### Materials provided
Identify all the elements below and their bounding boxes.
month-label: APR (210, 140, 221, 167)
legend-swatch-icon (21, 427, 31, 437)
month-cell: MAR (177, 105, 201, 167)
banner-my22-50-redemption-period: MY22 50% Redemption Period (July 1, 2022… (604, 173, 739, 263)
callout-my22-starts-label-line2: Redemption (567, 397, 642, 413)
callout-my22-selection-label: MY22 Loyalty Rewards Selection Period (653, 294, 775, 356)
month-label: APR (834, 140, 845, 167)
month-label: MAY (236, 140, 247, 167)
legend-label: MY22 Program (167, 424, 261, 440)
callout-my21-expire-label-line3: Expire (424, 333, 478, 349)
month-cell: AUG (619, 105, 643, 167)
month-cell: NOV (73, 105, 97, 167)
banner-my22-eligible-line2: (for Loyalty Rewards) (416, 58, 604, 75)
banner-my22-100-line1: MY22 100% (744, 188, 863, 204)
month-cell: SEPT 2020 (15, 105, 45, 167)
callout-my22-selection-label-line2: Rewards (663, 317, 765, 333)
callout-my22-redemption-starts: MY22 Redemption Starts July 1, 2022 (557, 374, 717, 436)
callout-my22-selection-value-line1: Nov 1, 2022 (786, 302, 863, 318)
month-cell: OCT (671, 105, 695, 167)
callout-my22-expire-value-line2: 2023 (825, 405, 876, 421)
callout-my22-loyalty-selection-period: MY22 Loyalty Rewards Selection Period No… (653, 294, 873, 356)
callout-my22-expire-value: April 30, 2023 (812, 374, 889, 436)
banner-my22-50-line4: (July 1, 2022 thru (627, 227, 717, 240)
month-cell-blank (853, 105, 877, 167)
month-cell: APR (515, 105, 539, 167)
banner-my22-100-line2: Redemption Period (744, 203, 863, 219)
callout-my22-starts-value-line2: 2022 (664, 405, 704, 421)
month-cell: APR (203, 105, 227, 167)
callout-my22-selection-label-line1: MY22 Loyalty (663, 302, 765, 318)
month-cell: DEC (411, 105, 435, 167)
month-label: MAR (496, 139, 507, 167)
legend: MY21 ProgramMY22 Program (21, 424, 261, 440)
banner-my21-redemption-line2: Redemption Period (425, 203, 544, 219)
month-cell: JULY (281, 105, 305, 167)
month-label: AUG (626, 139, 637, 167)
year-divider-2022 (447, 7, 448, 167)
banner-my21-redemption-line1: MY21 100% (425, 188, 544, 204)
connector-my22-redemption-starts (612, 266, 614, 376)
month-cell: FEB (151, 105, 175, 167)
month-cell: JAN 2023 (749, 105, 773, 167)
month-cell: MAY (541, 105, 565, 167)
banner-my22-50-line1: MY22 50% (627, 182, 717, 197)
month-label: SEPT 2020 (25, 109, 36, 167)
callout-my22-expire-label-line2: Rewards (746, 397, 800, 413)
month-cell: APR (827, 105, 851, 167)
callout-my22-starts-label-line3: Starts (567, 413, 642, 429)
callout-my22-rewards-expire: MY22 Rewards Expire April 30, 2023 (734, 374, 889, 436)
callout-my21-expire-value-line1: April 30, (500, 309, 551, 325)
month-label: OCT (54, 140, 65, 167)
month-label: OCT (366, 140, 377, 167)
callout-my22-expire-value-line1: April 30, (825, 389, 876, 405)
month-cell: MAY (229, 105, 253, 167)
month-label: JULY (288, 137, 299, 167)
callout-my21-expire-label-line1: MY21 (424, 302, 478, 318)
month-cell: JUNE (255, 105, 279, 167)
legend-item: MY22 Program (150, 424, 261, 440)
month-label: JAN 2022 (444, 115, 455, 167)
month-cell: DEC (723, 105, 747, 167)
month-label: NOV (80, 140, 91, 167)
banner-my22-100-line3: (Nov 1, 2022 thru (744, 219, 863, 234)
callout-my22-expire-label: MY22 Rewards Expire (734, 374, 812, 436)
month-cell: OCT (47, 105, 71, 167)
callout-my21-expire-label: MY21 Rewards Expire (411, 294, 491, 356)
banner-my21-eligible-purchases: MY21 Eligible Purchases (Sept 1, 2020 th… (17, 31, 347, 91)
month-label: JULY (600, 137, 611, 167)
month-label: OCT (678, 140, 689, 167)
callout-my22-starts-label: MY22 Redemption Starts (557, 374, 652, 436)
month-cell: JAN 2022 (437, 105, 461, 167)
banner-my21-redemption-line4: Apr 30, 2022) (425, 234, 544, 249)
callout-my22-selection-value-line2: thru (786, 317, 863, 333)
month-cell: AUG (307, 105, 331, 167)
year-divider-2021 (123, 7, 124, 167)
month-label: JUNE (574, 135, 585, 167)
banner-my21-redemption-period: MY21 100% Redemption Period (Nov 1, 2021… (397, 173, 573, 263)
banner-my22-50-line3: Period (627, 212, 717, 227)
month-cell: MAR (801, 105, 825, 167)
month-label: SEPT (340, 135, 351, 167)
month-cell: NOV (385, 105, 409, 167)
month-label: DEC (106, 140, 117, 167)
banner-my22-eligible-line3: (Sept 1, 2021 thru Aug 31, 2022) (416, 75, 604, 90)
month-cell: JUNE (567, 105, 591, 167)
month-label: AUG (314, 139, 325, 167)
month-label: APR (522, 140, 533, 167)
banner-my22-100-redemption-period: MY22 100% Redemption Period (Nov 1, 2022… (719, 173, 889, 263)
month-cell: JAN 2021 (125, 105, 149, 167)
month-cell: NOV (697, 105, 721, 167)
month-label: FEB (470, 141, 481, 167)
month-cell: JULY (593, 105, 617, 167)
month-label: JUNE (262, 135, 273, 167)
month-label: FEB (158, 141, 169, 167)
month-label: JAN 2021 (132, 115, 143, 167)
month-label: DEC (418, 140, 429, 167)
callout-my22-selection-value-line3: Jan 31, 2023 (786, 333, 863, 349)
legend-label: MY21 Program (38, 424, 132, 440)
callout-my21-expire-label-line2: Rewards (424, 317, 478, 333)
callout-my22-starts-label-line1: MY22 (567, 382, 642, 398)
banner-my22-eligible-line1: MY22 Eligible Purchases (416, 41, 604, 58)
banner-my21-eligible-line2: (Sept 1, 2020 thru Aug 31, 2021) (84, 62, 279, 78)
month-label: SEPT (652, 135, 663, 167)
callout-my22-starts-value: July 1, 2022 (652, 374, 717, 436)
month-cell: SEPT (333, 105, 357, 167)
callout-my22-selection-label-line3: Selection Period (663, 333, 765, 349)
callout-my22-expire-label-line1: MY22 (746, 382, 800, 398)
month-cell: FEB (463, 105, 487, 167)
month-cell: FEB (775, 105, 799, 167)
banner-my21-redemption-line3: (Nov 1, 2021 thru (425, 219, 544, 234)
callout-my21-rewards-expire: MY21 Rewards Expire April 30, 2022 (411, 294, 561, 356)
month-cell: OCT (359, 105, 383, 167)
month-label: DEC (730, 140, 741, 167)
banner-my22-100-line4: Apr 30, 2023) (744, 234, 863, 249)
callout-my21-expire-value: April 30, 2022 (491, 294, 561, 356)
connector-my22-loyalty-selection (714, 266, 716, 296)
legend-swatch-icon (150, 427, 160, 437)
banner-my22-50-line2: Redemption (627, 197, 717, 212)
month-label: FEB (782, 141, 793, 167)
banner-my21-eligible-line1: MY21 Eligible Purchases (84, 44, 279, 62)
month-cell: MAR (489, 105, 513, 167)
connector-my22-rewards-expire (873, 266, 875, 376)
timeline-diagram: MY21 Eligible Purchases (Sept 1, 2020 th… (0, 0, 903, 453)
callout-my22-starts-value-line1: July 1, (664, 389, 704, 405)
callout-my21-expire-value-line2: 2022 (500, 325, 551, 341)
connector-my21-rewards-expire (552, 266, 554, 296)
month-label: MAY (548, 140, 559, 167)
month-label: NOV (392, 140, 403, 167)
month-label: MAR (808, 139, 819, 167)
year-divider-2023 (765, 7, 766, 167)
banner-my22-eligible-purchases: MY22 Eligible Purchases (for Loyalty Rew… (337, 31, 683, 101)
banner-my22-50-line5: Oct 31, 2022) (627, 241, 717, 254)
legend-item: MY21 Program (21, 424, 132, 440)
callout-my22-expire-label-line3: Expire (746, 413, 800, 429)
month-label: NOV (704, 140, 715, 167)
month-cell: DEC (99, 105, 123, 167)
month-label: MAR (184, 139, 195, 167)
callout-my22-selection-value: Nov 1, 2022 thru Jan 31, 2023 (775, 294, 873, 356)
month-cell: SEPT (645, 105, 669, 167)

### Set problem
Count the lines in the entries above that contain the string "Period", with case counting. Reply with the number alone.

### Solved exercise
9